*Given records*
>> START
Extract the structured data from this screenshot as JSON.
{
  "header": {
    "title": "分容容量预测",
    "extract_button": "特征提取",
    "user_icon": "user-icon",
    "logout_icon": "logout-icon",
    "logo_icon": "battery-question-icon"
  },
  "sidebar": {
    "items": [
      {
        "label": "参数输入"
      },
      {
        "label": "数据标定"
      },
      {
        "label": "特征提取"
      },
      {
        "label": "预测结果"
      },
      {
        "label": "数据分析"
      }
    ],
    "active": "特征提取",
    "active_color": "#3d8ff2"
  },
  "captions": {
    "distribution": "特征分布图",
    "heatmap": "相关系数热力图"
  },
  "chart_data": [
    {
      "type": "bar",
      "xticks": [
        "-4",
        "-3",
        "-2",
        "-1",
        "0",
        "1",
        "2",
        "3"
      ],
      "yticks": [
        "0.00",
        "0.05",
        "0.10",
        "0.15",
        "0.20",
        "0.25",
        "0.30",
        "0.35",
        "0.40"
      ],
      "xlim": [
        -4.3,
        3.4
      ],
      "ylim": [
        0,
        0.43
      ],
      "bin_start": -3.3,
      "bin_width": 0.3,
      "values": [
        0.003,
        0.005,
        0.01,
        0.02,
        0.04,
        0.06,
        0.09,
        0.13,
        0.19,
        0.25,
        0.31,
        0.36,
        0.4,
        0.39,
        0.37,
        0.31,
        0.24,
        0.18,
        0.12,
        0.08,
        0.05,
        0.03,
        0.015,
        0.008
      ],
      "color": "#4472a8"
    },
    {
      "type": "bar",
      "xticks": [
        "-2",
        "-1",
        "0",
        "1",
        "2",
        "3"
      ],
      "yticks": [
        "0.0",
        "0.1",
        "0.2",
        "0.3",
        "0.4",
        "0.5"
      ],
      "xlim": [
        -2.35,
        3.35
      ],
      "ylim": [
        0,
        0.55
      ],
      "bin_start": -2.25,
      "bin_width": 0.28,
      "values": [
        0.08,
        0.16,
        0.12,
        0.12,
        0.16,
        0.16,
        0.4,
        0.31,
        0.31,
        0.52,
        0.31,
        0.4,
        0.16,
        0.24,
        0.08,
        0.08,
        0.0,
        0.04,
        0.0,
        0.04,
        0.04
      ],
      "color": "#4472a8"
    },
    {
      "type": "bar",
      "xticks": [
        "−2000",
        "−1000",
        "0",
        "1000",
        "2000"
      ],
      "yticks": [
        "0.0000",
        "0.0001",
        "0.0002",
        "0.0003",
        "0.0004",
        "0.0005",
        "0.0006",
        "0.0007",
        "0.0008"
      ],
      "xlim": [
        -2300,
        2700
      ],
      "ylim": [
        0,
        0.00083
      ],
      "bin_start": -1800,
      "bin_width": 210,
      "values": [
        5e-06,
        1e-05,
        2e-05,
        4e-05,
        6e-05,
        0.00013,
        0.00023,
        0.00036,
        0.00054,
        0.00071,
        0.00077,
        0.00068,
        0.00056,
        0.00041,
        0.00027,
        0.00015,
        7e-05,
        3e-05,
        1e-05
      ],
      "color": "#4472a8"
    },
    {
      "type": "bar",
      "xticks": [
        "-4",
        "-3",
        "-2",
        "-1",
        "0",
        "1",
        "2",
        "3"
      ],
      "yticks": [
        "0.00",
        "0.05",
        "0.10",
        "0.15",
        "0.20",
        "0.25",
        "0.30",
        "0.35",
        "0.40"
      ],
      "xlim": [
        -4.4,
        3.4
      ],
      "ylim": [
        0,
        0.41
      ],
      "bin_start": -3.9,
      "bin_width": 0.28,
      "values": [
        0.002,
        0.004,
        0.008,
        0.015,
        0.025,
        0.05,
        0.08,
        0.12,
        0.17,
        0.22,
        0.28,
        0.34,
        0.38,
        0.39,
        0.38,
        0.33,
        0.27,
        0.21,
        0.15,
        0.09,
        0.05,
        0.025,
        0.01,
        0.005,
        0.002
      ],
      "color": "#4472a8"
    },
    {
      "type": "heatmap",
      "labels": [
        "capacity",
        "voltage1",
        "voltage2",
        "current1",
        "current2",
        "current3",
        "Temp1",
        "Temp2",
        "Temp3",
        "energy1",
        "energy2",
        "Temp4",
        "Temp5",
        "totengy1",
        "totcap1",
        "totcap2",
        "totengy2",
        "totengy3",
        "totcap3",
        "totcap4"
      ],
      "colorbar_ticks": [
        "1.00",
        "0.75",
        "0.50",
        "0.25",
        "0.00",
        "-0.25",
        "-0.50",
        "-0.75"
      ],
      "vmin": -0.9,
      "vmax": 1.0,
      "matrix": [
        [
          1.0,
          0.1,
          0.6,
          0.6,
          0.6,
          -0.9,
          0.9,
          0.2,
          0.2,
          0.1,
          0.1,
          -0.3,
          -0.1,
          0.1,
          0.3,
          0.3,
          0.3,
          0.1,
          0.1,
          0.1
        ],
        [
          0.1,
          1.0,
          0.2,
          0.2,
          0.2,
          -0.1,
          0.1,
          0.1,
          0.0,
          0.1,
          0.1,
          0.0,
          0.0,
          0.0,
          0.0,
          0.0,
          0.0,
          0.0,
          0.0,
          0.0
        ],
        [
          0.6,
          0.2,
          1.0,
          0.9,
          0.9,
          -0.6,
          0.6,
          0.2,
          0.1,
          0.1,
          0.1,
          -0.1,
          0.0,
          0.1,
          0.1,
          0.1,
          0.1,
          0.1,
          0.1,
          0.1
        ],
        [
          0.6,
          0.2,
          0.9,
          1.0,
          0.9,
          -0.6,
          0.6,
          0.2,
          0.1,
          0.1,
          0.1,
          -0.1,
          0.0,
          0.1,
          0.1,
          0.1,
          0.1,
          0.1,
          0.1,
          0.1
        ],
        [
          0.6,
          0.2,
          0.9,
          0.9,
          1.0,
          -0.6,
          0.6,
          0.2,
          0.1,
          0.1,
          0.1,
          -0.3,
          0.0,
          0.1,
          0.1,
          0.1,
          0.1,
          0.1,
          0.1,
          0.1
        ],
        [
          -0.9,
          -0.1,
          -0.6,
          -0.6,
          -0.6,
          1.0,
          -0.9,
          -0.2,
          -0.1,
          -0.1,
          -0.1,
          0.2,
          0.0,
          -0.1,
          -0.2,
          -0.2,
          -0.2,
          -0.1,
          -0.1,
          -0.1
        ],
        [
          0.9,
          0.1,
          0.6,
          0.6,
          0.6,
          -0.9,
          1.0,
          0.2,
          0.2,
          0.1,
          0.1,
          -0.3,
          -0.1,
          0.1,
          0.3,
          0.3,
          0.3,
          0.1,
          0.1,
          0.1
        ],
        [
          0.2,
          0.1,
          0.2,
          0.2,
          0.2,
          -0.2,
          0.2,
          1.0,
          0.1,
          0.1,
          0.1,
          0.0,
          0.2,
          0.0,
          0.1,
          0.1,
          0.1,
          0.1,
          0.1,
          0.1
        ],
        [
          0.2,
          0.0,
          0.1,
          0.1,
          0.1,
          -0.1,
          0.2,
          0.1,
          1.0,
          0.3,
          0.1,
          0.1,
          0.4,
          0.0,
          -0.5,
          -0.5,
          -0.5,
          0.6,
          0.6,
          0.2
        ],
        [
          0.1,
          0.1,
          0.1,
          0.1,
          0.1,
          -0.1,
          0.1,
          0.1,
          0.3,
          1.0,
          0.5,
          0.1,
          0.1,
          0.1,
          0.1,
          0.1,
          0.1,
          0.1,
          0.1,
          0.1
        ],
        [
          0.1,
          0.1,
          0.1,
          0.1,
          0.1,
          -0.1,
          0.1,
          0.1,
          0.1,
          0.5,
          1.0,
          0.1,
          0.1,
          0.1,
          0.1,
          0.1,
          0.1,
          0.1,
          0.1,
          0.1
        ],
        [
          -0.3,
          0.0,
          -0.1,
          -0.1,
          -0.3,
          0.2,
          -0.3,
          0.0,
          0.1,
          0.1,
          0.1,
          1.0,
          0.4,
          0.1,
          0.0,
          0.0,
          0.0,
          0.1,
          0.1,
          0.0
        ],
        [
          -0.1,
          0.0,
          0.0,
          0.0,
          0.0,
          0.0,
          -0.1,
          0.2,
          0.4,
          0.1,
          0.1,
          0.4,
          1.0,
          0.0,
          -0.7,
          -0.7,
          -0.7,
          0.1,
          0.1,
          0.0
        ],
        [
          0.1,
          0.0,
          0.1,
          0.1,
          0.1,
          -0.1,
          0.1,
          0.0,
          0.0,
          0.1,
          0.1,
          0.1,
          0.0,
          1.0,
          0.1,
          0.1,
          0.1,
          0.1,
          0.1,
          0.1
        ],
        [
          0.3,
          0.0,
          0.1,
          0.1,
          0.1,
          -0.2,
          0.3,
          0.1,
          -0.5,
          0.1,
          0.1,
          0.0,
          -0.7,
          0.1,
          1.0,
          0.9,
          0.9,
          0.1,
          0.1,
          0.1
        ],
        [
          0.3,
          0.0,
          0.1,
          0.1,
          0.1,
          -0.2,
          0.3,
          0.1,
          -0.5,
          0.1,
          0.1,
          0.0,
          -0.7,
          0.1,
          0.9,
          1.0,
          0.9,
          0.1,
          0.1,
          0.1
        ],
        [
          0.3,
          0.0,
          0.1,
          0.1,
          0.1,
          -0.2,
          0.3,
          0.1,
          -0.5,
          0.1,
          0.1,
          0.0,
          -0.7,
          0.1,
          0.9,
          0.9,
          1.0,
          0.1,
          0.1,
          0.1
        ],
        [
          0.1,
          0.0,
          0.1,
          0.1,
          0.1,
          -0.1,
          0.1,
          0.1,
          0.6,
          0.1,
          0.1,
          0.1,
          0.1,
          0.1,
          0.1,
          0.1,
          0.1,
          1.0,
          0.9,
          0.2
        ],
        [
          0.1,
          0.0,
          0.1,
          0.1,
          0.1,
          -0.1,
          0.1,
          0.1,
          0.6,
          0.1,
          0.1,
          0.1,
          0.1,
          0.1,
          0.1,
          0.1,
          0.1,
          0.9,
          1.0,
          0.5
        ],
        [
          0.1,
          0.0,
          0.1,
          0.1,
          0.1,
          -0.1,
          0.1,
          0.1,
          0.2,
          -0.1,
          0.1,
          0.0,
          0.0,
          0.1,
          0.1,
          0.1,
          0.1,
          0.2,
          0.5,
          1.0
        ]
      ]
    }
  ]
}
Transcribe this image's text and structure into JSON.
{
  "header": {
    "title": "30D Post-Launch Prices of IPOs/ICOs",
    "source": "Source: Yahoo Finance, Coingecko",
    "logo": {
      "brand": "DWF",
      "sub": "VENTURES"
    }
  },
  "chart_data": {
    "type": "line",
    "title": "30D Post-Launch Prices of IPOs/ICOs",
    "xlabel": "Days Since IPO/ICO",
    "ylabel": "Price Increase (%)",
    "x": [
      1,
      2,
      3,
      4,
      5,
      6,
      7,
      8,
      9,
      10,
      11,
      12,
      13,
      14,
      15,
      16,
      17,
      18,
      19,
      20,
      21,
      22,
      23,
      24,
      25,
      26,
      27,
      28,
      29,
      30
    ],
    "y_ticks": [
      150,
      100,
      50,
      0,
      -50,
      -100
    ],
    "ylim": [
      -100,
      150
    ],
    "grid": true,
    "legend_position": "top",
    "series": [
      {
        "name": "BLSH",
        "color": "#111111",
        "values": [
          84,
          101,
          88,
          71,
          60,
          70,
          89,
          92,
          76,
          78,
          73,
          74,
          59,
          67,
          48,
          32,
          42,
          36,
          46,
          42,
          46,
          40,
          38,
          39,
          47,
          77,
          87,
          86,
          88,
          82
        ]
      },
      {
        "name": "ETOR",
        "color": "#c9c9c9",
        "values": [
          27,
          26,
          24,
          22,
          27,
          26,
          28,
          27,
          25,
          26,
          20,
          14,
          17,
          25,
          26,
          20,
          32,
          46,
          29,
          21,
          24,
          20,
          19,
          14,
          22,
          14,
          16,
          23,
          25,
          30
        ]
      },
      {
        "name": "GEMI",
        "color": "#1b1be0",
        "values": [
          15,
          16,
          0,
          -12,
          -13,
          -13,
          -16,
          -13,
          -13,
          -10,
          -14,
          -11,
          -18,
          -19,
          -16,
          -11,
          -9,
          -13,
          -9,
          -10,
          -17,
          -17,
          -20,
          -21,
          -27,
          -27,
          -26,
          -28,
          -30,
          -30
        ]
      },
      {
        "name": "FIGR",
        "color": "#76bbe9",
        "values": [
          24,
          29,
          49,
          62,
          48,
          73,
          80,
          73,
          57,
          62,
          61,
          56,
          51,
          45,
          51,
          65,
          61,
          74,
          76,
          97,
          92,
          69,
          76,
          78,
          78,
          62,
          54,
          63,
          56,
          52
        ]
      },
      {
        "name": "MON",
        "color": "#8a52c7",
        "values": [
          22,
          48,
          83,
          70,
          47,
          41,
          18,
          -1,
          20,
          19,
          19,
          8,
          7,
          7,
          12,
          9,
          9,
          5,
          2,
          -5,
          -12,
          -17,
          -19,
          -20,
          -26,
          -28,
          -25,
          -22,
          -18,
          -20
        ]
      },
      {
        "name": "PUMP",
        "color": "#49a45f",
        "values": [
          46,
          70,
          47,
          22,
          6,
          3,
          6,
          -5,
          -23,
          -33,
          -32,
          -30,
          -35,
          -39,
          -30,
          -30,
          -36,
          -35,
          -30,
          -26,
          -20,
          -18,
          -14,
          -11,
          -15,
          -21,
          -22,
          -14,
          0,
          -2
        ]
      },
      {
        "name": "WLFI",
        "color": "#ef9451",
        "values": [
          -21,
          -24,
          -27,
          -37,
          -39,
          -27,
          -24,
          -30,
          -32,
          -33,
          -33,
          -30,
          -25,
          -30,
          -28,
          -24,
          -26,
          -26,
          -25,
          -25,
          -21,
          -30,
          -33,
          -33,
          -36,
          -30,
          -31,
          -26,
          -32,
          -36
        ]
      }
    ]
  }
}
>> END
*Objective*
Show each line of the listing that holds the string "this".

*Task response*
Extract the structured data from this screenshot as JSON.
Transcribe this image's text and structure into JSON.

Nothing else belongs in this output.